[Start of THE INPUT]

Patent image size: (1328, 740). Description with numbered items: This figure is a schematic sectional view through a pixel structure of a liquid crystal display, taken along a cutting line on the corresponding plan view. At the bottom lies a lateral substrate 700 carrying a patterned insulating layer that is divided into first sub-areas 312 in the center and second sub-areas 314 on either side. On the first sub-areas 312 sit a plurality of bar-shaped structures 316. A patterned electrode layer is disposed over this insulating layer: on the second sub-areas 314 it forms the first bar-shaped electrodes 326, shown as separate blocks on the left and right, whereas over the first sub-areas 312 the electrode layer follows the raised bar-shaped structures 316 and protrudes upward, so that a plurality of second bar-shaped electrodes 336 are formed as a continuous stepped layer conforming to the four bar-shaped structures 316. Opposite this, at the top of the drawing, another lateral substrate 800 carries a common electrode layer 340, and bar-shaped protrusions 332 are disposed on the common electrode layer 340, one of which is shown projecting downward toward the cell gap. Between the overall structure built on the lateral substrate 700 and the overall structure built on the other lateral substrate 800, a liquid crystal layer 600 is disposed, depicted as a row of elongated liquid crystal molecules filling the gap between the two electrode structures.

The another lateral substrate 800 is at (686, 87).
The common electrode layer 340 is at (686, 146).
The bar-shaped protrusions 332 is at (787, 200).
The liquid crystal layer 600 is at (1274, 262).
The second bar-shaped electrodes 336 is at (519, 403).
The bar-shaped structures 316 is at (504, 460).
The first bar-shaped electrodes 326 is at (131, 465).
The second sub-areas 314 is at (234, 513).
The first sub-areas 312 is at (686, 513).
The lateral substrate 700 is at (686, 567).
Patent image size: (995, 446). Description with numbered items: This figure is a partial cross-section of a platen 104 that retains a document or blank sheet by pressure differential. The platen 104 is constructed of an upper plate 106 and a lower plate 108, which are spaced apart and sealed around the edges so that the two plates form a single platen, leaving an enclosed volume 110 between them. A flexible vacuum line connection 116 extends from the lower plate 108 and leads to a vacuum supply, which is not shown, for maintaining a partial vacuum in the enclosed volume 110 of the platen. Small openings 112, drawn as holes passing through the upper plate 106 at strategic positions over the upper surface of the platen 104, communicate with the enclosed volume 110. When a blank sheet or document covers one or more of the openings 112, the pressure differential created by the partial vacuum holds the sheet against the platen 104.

[End of THE INPUT]

• [AIM OF THE EXERCISE]: How many of the lines above contain the word "platen"? Reply with the number alone.

• [EXERCISE SOLUTION]: 1